Reproduce every entry exactly, without alteration.
====== EXCERPTED RECORDS ======
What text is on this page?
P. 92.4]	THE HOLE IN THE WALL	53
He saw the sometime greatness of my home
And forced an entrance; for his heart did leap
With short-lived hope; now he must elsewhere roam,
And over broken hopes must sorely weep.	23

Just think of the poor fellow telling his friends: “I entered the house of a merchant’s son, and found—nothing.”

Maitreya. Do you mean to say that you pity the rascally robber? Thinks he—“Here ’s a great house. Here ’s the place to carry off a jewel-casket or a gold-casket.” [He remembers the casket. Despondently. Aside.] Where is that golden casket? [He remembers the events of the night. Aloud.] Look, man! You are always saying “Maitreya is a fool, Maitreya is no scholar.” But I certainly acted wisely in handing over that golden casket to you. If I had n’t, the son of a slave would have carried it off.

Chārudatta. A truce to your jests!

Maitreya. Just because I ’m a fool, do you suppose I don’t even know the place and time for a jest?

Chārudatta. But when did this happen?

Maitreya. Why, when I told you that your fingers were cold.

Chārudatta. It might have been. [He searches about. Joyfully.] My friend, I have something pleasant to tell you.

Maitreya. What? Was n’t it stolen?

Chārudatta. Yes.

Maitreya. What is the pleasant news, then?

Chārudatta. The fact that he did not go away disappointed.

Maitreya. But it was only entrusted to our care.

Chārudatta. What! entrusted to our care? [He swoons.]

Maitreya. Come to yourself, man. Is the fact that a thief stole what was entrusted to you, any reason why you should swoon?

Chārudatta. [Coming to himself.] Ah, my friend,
======
### WRITTEN SOLUTION
What text is on this page?
P. 92.4]	THE HOLE IN THE WALL	53
He saw the sometime greatness of my home
And forced an entrance; for his heart did leap
With short-lived hope; now he must elsewhere roam,
And over broken hopes must sorely weep.	23

Just think of the poor fellow telling his friends: “I entered the house of a merchant’s son, and found—nothing.”

Maitreya. Do you mean to say that you pity the rascally robber? Thinks he—“Here ’s a great house. Here ’s the place to carry off a jewel-casket or a gold-casket.” [He remembers the casket. Despondently. Aside.] Where is that golden casket? [He remembers the events of the night. Aloud.] Look, man! You are always saying “Maitreya is a fool, Maitreya is no scholar.” But I certainly acted wisely in handing over that golden casket to you. If I had n’t, the son of a slave would have carried it off.

Chārudatta. A truce to your jests!

Maitreya. Just because I ’m a fool, do you suppose I don’t even know the place and time for a jest?

Chārudatta. But when did this happen?

Maitreya. Why, when I told you that your fingers were cold.

Chārudatta. It might have been. [He searches about. Joyfully.] My friend, I have something pleasant to tell you.

Maitreya. What? Was n’t it stolen?

Chārudatta. Yes.

Maitreya. What is the pleasant news, then?

Chārudatta. The fact that he did not go away disappointed.

Maitreya. But it was only entrusted to our care.

Chārudatta. What! entrusted to our care? [He swoons.]

Maitreya. Come to yourself, man. Is the fact that a thief stole what was entrusted to you, any reason why you should swoon?

Chārudatta. [Coming to himself.] Ah, my friend,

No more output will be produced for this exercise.